Direction: Copy out the lines that include the word "control".

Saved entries
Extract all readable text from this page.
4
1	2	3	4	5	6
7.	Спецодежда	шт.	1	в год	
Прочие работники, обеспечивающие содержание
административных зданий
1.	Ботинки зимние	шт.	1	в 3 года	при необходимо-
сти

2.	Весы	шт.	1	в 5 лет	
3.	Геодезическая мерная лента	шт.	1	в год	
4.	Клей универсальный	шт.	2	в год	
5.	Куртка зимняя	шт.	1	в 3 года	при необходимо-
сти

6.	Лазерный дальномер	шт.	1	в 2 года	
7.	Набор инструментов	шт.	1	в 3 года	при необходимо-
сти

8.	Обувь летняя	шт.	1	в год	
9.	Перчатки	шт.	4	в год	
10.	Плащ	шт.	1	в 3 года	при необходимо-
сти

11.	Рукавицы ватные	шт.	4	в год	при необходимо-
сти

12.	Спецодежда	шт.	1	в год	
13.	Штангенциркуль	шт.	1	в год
* * *
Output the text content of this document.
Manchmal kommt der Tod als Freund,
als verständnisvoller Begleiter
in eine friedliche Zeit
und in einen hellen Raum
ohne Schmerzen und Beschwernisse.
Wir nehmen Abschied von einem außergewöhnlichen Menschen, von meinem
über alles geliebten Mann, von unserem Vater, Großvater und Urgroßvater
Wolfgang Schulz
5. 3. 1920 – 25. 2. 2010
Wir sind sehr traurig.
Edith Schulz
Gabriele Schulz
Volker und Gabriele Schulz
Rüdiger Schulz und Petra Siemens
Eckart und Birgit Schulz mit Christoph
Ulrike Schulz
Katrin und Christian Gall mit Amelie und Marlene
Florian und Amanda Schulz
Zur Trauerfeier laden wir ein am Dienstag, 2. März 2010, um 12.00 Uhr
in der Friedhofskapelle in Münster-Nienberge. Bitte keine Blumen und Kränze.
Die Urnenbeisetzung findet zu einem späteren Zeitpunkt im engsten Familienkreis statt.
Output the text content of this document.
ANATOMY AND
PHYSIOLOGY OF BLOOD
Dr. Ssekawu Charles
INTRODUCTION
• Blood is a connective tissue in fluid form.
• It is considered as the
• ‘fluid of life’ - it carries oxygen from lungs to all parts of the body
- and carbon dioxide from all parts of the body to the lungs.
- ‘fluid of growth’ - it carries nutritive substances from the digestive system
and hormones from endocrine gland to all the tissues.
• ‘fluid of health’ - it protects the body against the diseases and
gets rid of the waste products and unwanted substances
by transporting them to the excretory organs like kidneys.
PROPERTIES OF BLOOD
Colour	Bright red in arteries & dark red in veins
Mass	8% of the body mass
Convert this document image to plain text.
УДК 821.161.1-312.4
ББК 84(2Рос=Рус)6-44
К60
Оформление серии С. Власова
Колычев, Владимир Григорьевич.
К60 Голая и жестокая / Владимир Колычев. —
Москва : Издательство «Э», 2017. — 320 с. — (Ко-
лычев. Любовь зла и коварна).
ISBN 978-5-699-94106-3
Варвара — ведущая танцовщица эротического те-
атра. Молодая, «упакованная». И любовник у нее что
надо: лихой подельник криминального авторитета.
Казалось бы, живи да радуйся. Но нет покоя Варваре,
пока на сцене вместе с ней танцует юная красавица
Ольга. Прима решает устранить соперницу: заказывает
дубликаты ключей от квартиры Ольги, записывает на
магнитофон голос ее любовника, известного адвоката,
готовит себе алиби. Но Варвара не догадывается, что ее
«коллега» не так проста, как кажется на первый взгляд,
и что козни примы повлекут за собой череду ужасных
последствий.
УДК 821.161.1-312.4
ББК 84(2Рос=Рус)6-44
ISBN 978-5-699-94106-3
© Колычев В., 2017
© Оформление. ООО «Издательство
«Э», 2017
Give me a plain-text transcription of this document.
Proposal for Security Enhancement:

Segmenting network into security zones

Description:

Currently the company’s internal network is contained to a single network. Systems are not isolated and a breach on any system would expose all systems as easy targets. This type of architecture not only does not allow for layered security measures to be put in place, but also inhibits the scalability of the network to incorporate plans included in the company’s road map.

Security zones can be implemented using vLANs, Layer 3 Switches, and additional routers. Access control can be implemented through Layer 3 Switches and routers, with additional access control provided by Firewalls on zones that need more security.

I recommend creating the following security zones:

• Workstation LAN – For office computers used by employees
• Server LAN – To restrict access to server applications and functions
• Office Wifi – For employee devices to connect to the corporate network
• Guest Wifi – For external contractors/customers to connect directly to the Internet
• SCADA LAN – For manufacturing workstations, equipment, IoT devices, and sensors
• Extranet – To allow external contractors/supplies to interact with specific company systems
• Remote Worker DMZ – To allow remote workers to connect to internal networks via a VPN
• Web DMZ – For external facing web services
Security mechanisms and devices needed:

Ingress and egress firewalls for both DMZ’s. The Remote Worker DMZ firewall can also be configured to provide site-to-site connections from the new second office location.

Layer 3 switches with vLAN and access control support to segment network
--
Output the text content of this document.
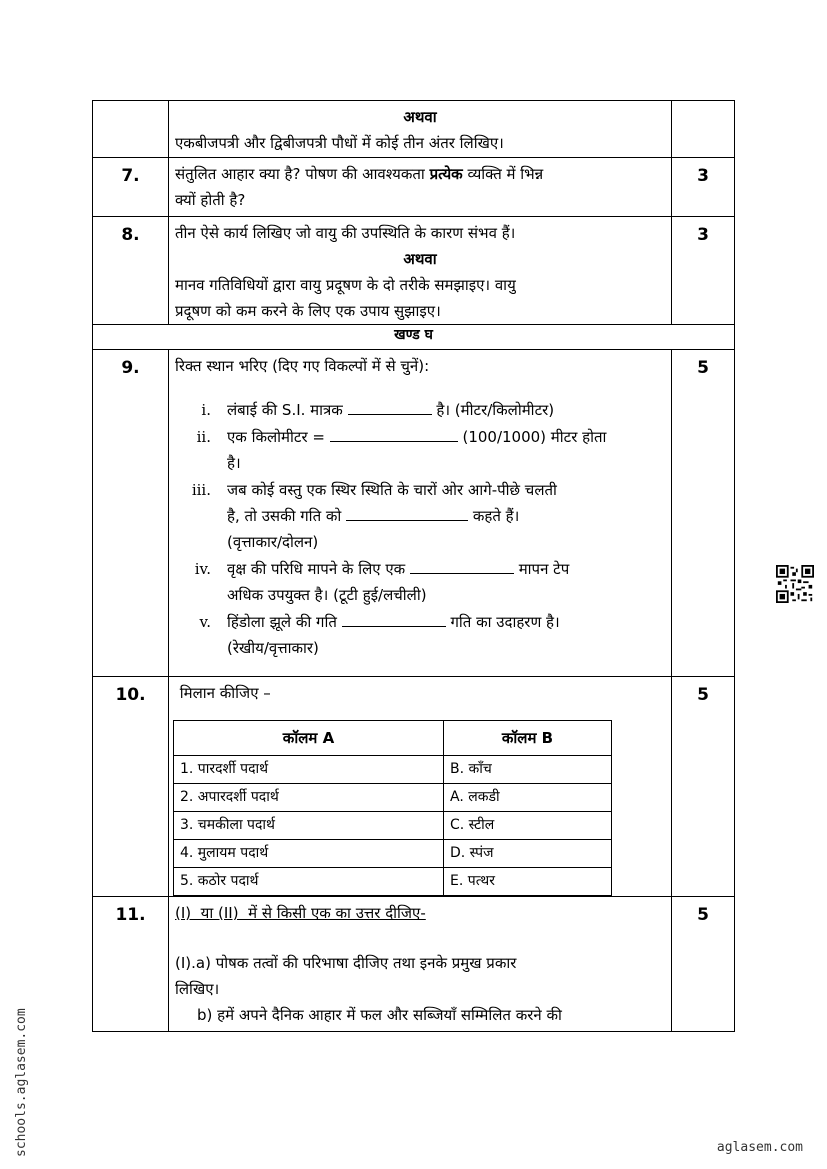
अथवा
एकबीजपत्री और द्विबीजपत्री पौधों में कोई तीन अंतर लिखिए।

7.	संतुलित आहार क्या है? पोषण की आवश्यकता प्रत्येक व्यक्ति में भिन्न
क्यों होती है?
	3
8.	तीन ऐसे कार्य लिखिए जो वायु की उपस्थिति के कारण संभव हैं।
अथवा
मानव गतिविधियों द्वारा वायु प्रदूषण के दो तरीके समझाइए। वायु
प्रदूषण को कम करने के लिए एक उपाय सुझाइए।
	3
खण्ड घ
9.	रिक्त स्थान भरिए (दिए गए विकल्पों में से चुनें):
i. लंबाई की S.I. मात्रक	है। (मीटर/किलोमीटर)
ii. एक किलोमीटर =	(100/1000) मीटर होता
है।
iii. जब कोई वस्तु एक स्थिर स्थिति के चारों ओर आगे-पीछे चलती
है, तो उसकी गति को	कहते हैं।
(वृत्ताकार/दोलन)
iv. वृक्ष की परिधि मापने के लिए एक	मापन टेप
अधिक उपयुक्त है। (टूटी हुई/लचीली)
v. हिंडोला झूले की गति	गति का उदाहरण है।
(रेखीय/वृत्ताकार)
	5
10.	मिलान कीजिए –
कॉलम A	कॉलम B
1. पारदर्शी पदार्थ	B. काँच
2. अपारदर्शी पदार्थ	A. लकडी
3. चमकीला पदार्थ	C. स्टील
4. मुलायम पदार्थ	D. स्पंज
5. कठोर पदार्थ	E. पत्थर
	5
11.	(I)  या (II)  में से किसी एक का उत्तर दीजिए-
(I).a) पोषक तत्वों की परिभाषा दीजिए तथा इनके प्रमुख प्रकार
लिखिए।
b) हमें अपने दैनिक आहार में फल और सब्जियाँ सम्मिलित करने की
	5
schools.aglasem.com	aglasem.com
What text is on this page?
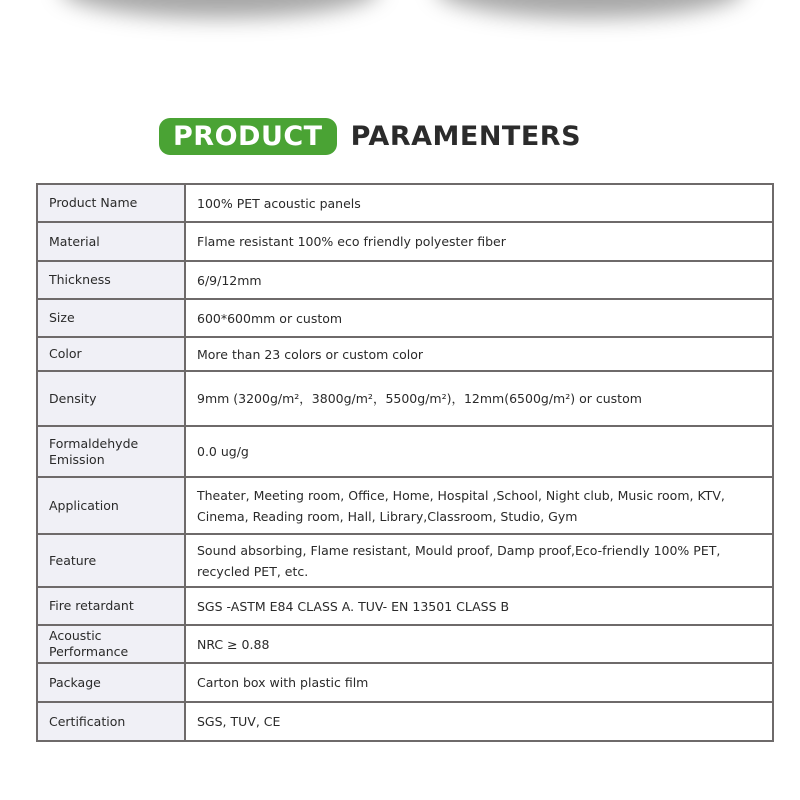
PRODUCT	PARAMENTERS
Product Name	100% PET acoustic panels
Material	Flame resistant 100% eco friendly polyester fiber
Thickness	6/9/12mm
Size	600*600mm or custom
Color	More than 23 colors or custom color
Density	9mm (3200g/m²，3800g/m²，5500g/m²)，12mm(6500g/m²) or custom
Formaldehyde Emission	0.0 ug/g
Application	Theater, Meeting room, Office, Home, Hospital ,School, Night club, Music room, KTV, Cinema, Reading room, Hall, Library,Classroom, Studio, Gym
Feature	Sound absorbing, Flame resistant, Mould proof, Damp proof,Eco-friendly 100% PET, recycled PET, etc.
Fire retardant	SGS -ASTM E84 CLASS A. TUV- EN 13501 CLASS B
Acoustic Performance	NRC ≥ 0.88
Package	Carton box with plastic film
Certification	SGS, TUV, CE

Exercise solution:
Security zones can be implemented using vLANs, Layer 3 Switches, and additional routers. Access control can be implemented through Layer 3 Switches and routers, with additional access control provided by Firewalls on zones that need more security.
Layer 3 switches with vLAN and access control support to segment network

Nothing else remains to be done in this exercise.